▶ Task statement
Please give the listing again in its entirety, exactly as written.

_ _ _

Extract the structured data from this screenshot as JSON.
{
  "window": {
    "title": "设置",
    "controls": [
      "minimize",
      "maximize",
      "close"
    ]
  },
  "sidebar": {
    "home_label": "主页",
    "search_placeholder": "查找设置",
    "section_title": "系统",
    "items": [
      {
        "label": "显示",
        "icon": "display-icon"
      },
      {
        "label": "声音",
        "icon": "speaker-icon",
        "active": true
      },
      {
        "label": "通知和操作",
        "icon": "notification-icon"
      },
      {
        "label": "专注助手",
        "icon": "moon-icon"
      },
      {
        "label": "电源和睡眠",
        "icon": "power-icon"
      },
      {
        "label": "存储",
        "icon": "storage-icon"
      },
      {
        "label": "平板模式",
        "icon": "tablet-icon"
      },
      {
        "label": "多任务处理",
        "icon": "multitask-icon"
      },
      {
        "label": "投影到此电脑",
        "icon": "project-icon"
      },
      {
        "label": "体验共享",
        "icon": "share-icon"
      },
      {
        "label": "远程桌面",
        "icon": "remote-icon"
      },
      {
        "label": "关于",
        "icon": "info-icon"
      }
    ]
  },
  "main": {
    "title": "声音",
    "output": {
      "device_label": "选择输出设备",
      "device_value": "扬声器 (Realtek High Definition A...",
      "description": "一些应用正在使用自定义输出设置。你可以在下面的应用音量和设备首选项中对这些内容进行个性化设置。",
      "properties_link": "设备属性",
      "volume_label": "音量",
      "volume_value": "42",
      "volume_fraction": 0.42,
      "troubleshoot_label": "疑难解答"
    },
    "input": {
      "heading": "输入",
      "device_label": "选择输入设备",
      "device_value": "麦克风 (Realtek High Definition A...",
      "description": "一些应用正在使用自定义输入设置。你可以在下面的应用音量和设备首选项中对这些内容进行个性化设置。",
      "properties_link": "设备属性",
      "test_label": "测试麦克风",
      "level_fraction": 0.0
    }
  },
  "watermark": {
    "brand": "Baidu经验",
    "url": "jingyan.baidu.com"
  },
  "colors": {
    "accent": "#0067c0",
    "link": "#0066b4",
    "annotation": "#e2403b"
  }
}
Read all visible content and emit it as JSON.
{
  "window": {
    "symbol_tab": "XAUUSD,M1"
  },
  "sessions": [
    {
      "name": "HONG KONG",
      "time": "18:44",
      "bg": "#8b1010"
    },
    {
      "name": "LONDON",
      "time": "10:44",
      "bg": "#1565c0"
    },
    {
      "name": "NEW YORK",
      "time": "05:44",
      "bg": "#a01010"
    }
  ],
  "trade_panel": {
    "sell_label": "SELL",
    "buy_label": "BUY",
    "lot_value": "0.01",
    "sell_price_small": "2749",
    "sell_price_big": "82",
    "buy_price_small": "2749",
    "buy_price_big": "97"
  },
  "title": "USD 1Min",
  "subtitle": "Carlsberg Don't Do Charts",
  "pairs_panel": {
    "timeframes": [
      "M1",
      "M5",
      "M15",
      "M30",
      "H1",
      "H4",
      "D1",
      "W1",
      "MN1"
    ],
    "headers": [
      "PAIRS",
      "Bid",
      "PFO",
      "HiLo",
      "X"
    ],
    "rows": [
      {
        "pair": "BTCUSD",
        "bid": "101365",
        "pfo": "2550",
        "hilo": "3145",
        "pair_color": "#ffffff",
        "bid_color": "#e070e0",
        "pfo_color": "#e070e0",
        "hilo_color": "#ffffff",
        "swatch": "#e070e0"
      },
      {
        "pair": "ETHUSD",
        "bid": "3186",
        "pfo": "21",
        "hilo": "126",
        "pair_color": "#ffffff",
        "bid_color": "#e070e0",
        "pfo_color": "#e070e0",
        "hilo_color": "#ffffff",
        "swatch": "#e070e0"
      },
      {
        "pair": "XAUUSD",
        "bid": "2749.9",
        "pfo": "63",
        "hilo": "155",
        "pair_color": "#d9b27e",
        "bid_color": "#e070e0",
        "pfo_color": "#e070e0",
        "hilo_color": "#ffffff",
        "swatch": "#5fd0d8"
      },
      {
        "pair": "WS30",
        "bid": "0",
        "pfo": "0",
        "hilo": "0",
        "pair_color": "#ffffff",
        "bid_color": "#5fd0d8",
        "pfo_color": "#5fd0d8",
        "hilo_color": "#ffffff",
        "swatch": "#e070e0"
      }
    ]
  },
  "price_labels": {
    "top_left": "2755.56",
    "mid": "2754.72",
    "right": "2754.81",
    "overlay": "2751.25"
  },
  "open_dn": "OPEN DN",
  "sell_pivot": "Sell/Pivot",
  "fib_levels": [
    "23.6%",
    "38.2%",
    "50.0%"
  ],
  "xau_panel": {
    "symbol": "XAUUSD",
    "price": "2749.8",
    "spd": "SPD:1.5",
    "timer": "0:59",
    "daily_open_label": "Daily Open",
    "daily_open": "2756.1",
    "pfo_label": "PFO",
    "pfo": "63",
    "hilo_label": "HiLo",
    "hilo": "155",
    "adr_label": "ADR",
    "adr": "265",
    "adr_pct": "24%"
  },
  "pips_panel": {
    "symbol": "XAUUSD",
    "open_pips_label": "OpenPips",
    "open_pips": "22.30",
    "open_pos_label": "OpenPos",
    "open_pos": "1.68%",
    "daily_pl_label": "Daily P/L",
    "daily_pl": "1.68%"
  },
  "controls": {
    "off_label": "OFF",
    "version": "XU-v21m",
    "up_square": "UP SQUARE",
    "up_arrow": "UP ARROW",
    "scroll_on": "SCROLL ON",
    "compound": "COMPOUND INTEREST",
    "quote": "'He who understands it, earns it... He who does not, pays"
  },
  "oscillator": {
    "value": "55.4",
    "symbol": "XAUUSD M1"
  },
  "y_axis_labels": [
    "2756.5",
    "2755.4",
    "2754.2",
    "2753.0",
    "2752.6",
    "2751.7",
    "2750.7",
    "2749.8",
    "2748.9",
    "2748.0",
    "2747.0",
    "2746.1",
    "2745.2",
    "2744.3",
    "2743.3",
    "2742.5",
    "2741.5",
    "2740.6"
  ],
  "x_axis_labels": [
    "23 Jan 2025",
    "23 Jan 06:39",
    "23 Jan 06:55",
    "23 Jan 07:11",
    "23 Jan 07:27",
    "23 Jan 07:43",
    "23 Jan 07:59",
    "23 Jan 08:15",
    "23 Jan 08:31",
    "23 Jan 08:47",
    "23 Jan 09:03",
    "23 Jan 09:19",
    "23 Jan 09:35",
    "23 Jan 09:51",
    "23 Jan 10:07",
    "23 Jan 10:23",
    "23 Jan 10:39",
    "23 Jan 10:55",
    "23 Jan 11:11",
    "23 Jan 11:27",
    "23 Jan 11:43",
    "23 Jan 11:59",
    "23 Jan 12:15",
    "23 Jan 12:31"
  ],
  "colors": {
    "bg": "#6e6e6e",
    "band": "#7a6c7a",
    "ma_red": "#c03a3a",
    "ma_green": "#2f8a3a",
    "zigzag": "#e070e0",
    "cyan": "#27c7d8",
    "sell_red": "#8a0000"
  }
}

_ _ _

▶ Solution for this task
Extract the structured data from this screenshot as JSON.
{
  "window": {
    "title": "设置",
    "controls": [
      "minimize",
      "maximize",
      "close"
    ]
  },
  "sidebar": {
    "home_label": "主页",
    "search_placeholder": "查找设置",
    "section_title": "系统",
    "items": [
      {
        "label": "显示",
        "icon": "display-icon"
      },
      {
        "label": "声音",
        "icon": "speaker-icon",
        "active": true
      },
      {
        "label": "通知和操作",
        "icon": "notification-icon"
      },
      {
        "label": "专注助手",
        "icon": "moon-icon"
      },
      {
        "label": "电源和睡眠",
        "icon": "power-icon"
      },
      {
        "label": "存储",
        "icon": "storage-icon"
      },
      {
        "label": "平板模式",
        "icon": "tablet-icon"
      },
      {
        "label": "多任务处理",
        "icon": "multitask-icon"
      },
      {
        "label": "投影到此电脑",
        "icon": "project-icon"
      },
      {
        "label": "体验共享",
        "icon": "share-icon"
      },
      {
        "label": "远程桌面",
        "icon": "remote-icon"
      },
      {
        "label": "关于",
        "icon": "info-icon"
      }
    ]
  },
  "main": {
    "title": "声音",
    "output": {
      "device_label": "选择输出设备",
      "device_value": "扬声器 (Realtek High Definition A...",
      "description": "一些应用正在使用自定义输出设置。你可以在下面的应用音量和设备首选项中对这些内容进行个性化设置。",
      "properties_link": "设备属性",
      "volume_label": "音量",
      "volume_value": "42",
      "volume_fraction": 0.42,
      "troubleshoot_label": "疑难解答"
    },
    "input": {
      "heading": "输入",
      "device_label": "选择输入设备",
      "device_value": "麦克风 (Realtek High Definition A...",
      "description": "一些应用正在使用自定义输入设置。你可以在下面的应用音量和设备首选项中对这些内容进行个性化设置。",
      "properties_link": "设备属性",
      "test_label": "测试麦克风",
      "level_fraction": 0.0
    }
  },
  "watermark": {
    "brand": "Baidu经验",
    "url": "jingyan.baidu.com"
  },
  "colors": {
    "accent": "#0067c0",
    "link": "#0066b4",
    "annotation": "#e2403b"
  }
}
Read all visible content and emit it as JSON.
{
  "window": {
    "symbol_tab": "XAUUSD,M1"
  },
  "sessions": [
    {
      "name": "HONG KONG",
      "time": "18:44",
      "bg": "#8b1010"
    },
    {
      "name": "LONDON",
      "time": "10:44",
      "bg": "#1565c0"
    },
    {
      "name": "NEW YORK",
      "time": "05:44",
      "bg": "#a01010"
    }
  ],
  "trade_panel": {
    "sell_label": "SELL",
    "buy_label": "BUY",
    "lot_value": "0.01",
    "sell_price_small": "2749",
    "sell_price_big": "82",
    "buy_price_small": "2749",
    "buy_price_big": "97"
  },
  "title": "USD 1Min",
  "subtitle": "Carlsberg Don't Do Charts",
  "pairs_panel": {
    "timeframes": [
      "M1",
      "M5",
      "M15",
      "M30",
      "H1",
      "H4",
      "D1",
      "W1",
      "MN1"
    ],
    "headers": [
      "PAIRS",
      "Bid",
      "PFO",
      "HiLo",
      "X"
    ],
    "rows": [
      {
        "pair": "BTCUSD",
        "bid": "101365",
        "pfo": "2550",
        "hilo": "3145",
        "pair_color": "#ffffff",
        "bid_color": "#e070e0",
        "pfo_color": "#e070e0",
        "hilo_color": "#ffffff",
        "swatch": "#e070e0"
      },
      {
        "pair": "ETHUSD",
        "bid": "3186",
        "pfo": "21",
        "hilo": "126",
        "pair_color": "#ffffff",
        "bid_color": "#e070e0",
        "pfo_color": "#e070e0",
        "hilo_color": "#ffffff",
        "swatch": "#e070e0"
      },
      {
        "pair": "XAUUSD",
        "bid": "2749.9",
        "pfo": "63",
        "hilo": "155",
        "pair_color": "#d9b27e",
        "bid_color": "#e070e0",
        "pfo_color": "#e070e0",
        "hilo_color": "#ffffff",
        "swatch": "#5fd0d8"
      },
      {
        "pair": "WS30",
        "bid": "0",
        "pfo": "0",
        "hilo": "0",
        "pair_color": "#ffffff",
        "bid_color": "#5fd0d8",
        "pfo_color": "#5fd0d8",
        "hilo_color": "#ffffff",
        "swatch": "#e070e0"
      }
    ]
  },
  "price_labels": {
    "top_left": "2755.56",
    "mid": "2754.72",
    "right": "2754.81",
    "overlay": "2751.25"
  },
  "open_dn": "OPEN DN",
  "sell_pivot": "Sell/Pivot",
  "fib_levels": [
    "23.6%",
    "38.2%",
    "50.0%"
  ],
  "xau_panel": {
    "symbol": "XAUUSD",
    "price": "2749.8",
    "spd": "SPD:1.5",
    "timer": "0:59",
    "daily_open_label": "Daily Open",
    "daily_open": "2756.1",
    "pfo_label": "PFO",
    "pfo": "63",
    "hilo_label": "HiLo",
    "hilo": "155",
    "adr_label": "ADR",
    "adr": "265",
    "adr_pct": "24%"
  },
  "pips_panel": {
    "symbol": "XAUUSD",
    "open_pips_label": "OpenPips",
    "open_pips": "22.30",
    "open_pos_label": "OpenPos",
    "open_pos": "1.68%",
    "daily_pl_label": "Daily P/L",
    "daily_pl": "1.68%"
  },
  "controls": {
    "off_label": "OFF",
    "version": "XU-v21m",
    "up_square": "UP SQUARE",
    "up_arrow": "UP ARROW",
    "scroll_on": "SCROLL ON",
    "compound": "COMPOUND INTEREST",
    "quote": "'He who understands it, earns it... He who does not, pays"
  },
  "oscillator": {
    "value": "55.4",
    "symbol": "XAUUSD M1"
  },
  "y_axis_labels": [
    "2756.5",
    "2755.4",
    "2754.2",
    "2753.0",
    "2752.6",
    "2751.7",
    "2750.7",
    "2749.8",
    "2748.9",
    "2748.0",
    "2747.0",
    "2746.1",
    "2745.2",
    "2744.3",
    "2743.3",
    "2742.5",
    "2741.5",
    "2740.6"
  ],
  "x_axis_labels": [
    "23 Jan 2025",
    "23 Jan 06:39",
    "23 Jan 06:55",
    "23 Jan 07:11",
    "23 Jan 07:27",
    "23 Jan 07:43",
    "23 Jan 07:59",
    "23 Jan 08:15",
    "23 Jan 08:31",
    "23 Jan 08:47",
    "23 Jan 09:03",
    "23 Jan 09:19",
    "23 Jan 09:35",
    "23 Jan 09:51",
    "23 Jan 10:07",
    "23 Jan 10:23",
    "23 Jan 10:39",
    "23 Jan 10:55",
    "23 Jan 11:11",
    "23 Jan 11:27",
    "23 Jan 11:43",
    "23 Jan 11:59",
    "23 Jan 12:15",
    "23 Jan 12:31"
  ],
  "colors": {
    "bg": "#6e6e6e",
    "band": "#7a6c7a",
    "ma_red": "#c03a3a",
    "ma_green": "#2f8a3a",
    "zigzag": "#e070e0",
    "cyan": "#27c7d8",
    "sell_red": "#8a0000"
  }
}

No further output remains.